▸ WHAT THE EXERCISE ASKS
Go through the records below line by line. Count the lines with "piControl" and give the count alone.

(A block of data)
━━━━

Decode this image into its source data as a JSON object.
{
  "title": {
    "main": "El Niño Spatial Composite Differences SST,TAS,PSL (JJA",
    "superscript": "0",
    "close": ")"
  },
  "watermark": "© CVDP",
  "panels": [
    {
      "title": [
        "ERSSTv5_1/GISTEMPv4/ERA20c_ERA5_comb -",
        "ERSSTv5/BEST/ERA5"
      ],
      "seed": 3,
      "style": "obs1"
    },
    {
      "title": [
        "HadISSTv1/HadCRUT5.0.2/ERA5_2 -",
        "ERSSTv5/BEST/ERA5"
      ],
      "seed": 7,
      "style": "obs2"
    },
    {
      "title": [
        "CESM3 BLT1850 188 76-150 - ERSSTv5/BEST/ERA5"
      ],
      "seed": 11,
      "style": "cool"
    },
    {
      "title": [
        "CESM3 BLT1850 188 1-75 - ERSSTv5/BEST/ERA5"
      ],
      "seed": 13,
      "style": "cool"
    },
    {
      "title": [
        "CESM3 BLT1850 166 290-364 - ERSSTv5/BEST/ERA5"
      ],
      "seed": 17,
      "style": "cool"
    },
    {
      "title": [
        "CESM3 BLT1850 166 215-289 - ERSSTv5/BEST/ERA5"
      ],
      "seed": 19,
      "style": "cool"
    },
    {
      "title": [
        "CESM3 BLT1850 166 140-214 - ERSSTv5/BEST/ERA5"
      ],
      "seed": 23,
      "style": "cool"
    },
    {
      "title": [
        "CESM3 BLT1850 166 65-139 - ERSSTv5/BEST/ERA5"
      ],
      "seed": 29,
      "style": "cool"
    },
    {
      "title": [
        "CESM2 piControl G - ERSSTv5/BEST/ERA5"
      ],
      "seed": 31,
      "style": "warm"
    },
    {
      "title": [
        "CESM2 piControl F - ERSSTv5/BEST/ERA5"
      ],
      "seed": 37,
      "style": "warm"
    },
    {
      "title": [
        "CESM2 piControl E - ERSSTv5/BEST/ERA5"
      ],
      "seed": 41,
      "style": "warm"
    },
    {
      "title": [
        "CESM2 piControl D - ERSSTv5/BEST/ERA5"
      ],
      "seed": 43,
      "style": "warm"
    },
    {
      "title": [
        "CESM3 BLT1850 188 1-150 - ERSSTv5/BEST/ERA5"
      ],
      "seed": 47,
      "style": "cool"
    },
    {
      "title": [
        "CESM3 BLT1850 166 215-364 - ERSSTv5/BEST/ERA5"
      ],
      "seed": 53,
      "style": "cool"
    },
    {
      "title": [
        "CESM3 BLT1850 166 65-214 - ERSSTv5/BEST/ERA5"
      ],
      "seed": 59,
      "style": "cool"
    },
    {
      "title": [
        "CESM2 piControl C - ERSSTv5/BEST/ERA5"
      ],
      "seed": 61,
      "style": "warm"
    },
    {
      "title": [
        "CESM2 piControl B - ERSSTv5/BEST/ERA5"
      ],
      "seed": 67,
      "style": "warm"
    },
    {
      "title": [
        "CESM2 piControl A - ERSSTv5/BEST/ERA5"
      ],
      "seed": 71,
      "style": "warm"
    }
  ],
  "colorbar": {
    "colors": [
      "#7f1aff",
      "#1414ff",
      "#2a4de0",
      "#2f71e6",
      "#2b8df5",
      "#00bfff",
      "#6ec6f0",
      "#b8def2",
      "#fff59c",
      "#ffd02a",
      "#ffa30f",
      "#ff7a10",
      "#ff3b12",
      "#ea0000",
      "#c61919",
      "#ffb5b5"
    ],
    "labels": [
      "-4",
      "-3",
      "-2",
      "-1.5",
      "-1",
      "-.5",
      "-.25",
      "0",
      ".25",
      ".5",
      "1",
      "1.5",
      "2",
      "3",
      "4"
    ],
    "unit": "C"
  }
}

━━━━

▸ OUTPUT OF THE TASK
7